The exercise: The records below are to be copied word for word, with every picture left out.

Saved entries:
^^^^^^^^
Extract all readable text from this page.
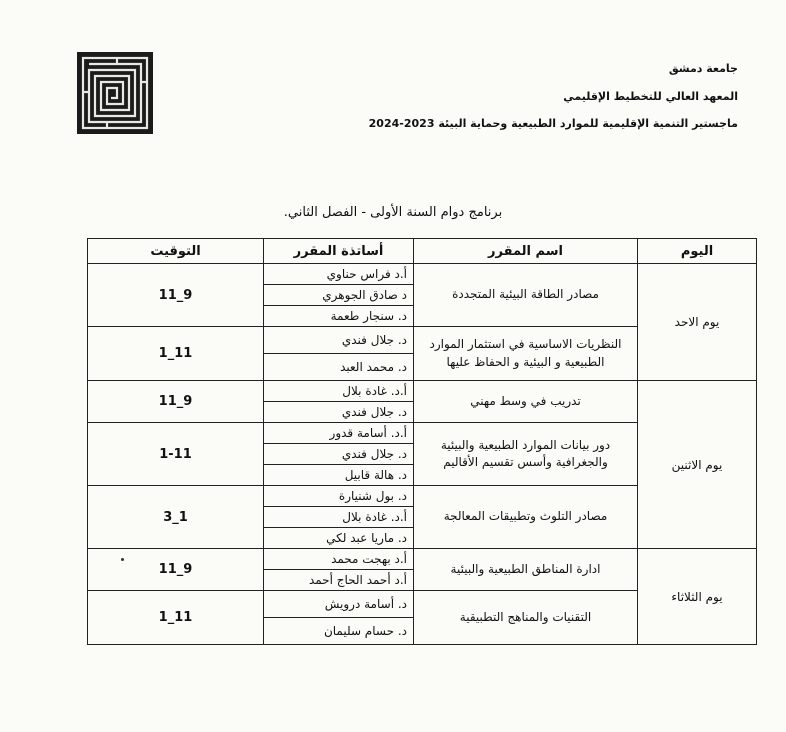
جامعة دمشق
المعهد العالي للتخطيط الإقليمي
ماجستير التنمية الإقليمية للموارد الطبيعية وحماية البيئة 2023-2024
برنامج دوام السنة الأولى - الفصل الثاني.
اليوم	اسم المقرر	أساتذة المقرر	التوقيت
يوم الاحد	مصادر الطاقة البيئية المتجددة	أ.د فراس حناوي	11_9
		د صادق الجوهري	
		د. سنجار طعمة	
	النظريات الاساسية في استثمار الموارد الطبيعية و البيئية و الحفاظ عليها	د. جلال فندي	1_11
		د. محمد العبد	
يوم الاثنين	تدريب في وسط مهني	أ.د. غادة بلال	11_9
		د. جلال فندي	
	دور بيانات الموارد الطبيعية والبيئية والجغرافية وأسس تقسيم الأقاليم	أ.د. أسامة قدور	1-11
		د. جلال فندي	
		د. هالة قابيل	
	مصادر التلوث وتطبيقات المعالجة	د. بول شنيارة	3_1
		أ.د. غادة بلال	
		د. ماريا عبد لكي	
يوم الثلاثاء	ادارة المناطق الطبيعية والبيئية	أ.د بهجت محمد	11_9
		أ.د أحمد الحاج أحمد	
	التقنيات والمناهج التطبيقية	د. أسامة درويش	1_11
		د. حسام سليمان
^^^^^^^^
Complete answer:
Extract all readable text from this page.
جامعة دمشق
المعهد العالي للتخطيط الإقليمي
ماجستير التنمية الإقليمية للموارد الطبيعية وحماية البيئة 2023-2024
برنامج دوام السنة الأولى - الفصل الثاني.
اليوم	اسم المقرر	أساتذة المقرر	التوقيت
يوم الاحد	مصادر الطاقة البيئية المتجددة	أ.د فراس حناوي	11_9
		د صادق الجوهري	
		د. سنجار طعمة	
	النظريات الاساسية في استثمار الموارد الطبيعية و البيئية و الحفاظ عليها	د. جلال فندي	1_11
		د. محمد العبد	
يوم الاثنين	تدريب في وسط مهني	أ.د. غادة بلال	11_9
		د. جلال فندي	
	دور بيانات الموارد الطبيعية والبيئية والجغرافية وأسس تقسيم الأقاليم	أ.د. أسامة قدور	1-11
		د. جلال فندي	
		د. هالة قابيل	
	مصادر التلوث وتطبيقات المعالجة	د. بول شنيارة	3_1
		أ.د. غادة بلال	
		د. ماريا عبد لكي	
يوم الثلاثاء	ادارة المناطق الطبيعية والبيئية	أ.د بهجت محمد	11_9
		أ.د أحمد الحاج أحمد	
	التقنيات والمناهج التطبيقية	د. أسامة درويش	1_11
		د. حسام سليمان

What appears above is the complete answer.